Part of a data file:
= = = = =

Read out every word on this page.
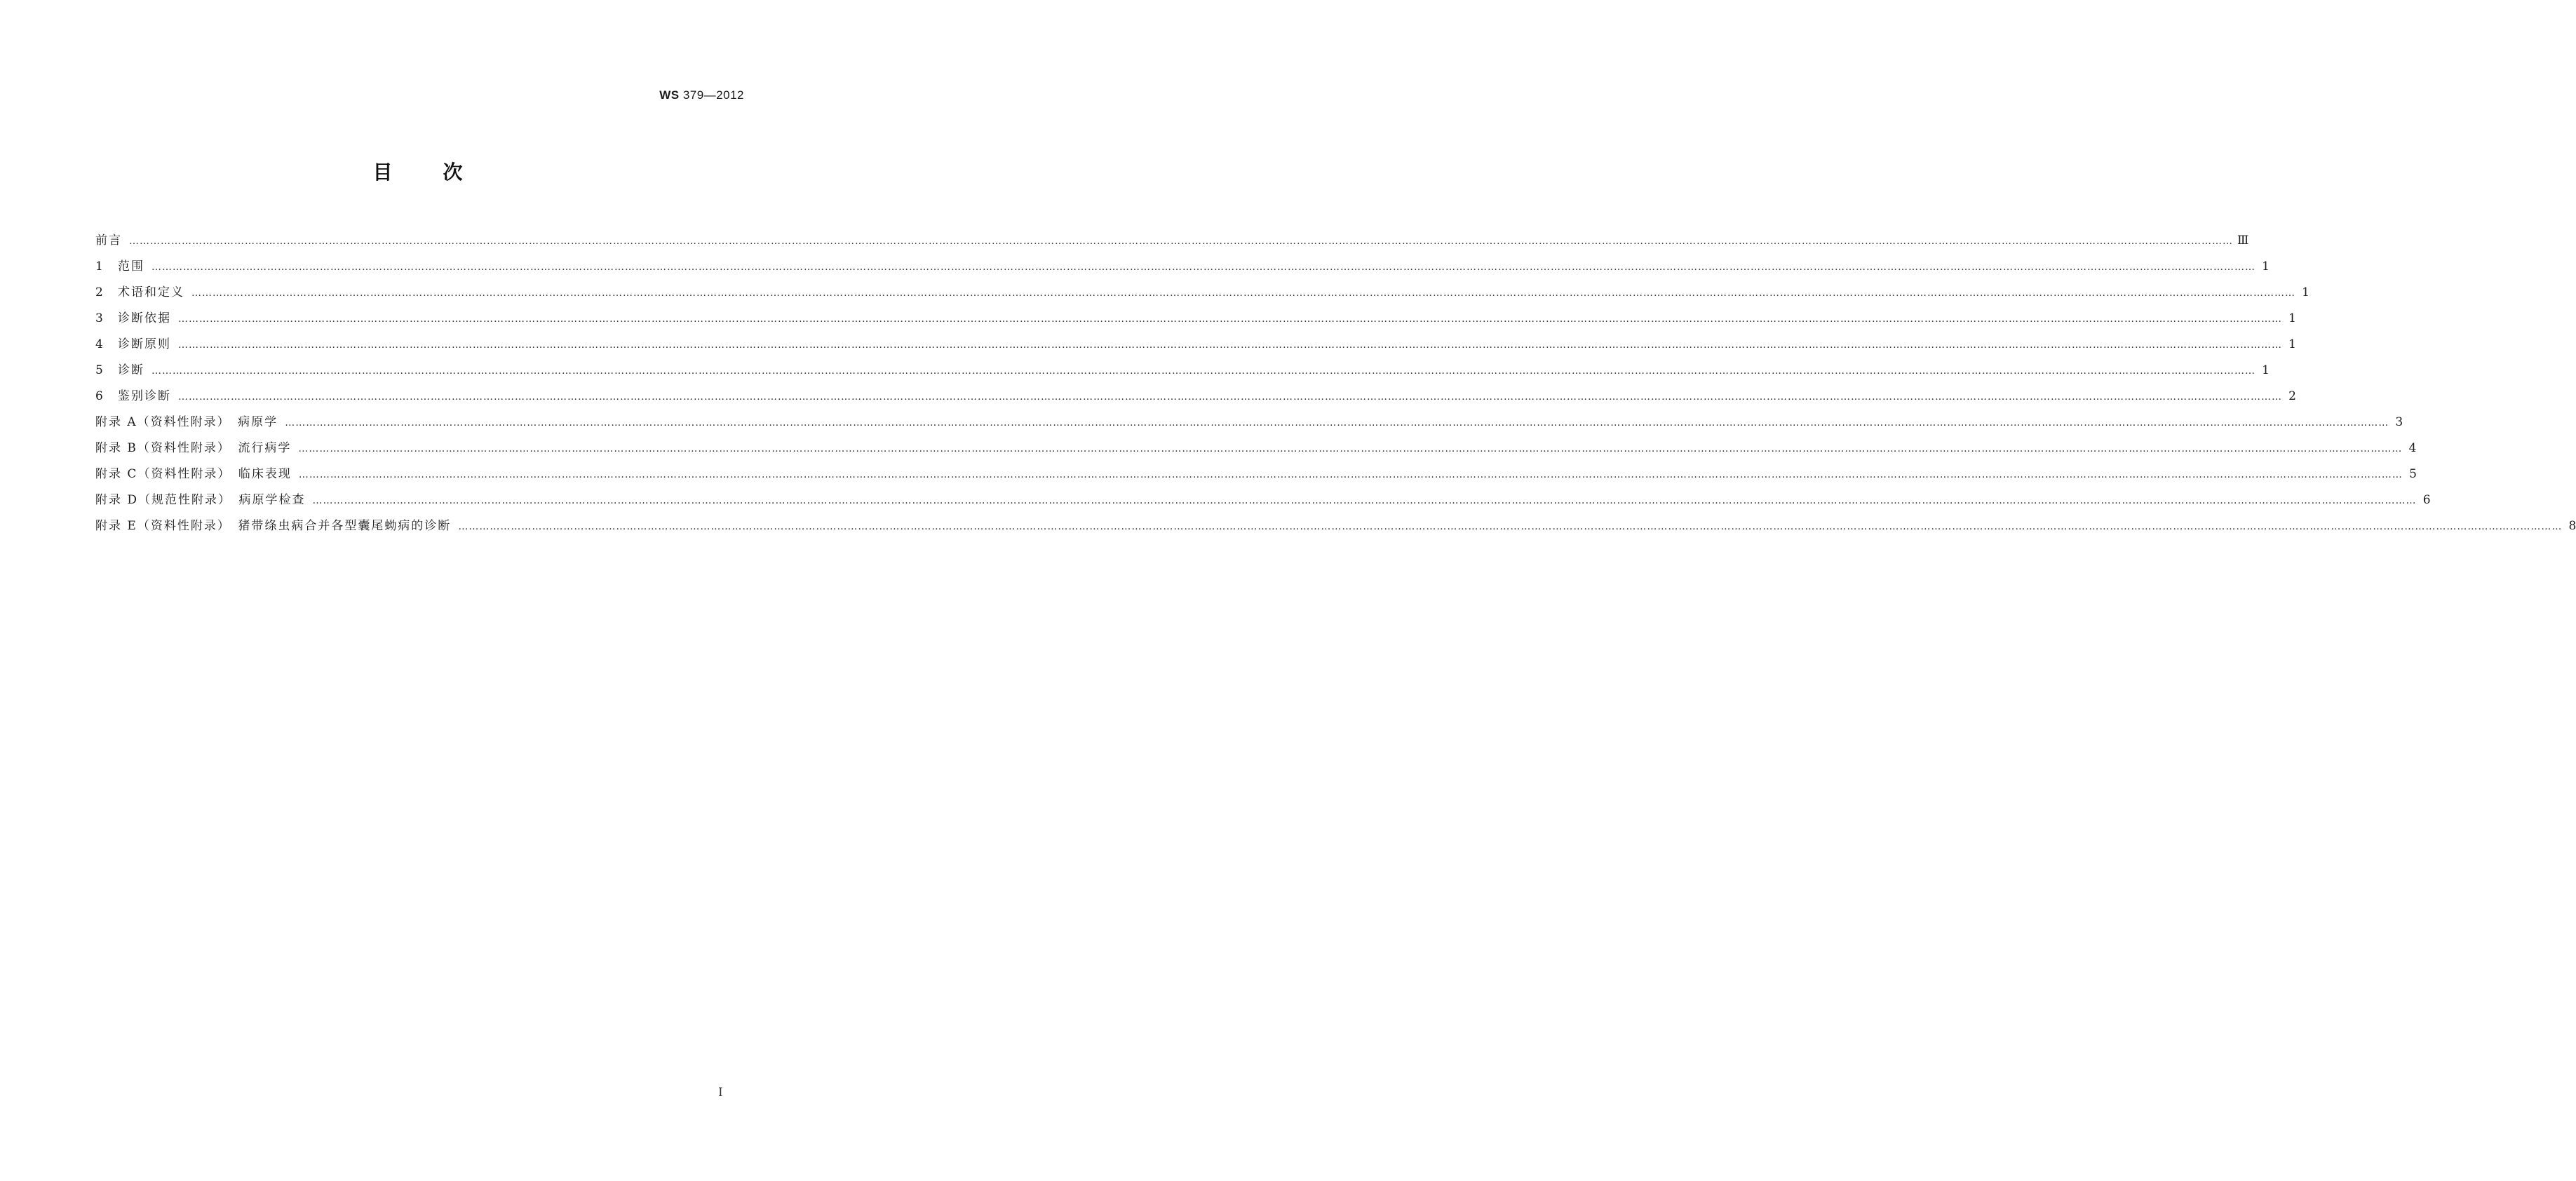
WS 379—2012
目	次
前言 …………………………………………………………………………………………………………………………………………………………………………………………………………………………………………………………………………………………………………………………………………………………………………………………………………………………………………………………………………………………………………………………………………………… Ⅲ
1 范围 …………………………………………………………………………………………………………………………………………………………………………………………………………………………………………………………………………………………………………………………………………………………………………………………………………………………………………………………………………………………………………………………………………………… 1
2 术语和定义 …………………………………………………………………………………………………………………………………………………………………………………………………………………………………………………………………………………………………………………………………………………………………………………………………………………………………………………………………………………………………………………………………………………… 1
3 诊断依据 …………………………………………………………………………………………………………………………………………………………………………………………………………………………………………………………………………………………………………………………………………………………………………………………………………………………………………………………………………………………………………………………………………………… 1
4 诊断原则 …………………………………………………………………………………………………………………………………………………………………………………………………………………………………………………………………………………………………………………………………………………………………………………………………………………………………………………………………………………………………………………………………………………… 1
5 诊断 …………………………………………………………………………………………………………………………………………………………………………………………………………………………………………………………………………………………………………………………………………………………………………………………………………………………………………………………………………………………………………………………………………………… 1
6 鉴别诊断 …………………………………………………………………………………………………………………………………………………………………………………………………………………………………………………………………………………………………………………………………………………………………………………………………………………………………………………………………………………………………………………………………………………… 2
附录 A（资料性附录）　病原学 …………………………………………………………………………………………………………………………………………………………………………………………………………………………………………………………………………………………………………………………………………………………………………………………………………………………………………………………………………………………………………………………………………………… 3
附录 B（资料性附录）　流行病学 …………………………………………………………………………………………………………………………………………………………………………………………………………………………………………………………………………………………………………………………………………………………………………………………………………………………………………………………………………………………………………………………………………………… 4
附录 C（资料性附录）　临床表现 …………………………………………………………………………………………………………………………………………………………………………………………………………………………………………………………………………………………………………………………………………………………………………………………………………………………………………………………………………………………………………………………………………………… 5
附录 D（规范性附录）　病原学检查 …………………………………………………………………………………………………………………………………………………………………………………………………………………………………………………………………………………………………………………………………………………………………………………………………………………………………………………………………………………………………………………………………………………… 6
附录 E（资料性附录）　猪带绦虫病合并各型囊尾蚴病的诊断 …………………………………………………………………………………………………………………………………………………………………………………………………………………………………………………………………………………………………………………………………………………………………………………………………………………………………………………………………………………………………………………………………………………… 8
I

= = = = =

## Job
Show, from the listing above, each line that contains the word "资料性附录".

## Response
附录 A（资料性附录）　病原学 …………………………………………………………………………………………………………………………………………………………………………………………………………………………………………………………………………………………………………………………………………………………………………………………………………………………………………………………………………………………………………………………………………………… 3
附录 B（资料性附录）　流行病学 …………………………………………………………………………………………………………………………………………………………………………………………………………………………………………………………………………………………………………………………………………………………………………………………………………………………………………………………………………………………………………………………………………………… 4
附录 C（资料性附录）　临床表现 …………………………………………………………………………………………………………………………………………………………………………………………………………………………………………………………………………………………………………………………………………………………………………………………………………………………………………………………………………………………………………………………………………………… 5
附录 E（资料性附录）　猪带绦虫病合并各型囊尾蚴病的诊断 …………………………………………………………………………………………………………………………………………………………………………………………………………………………………………………………………………………………………………………………………………………………………………………………………………………………………………………………………………………………………………………………………………………… 8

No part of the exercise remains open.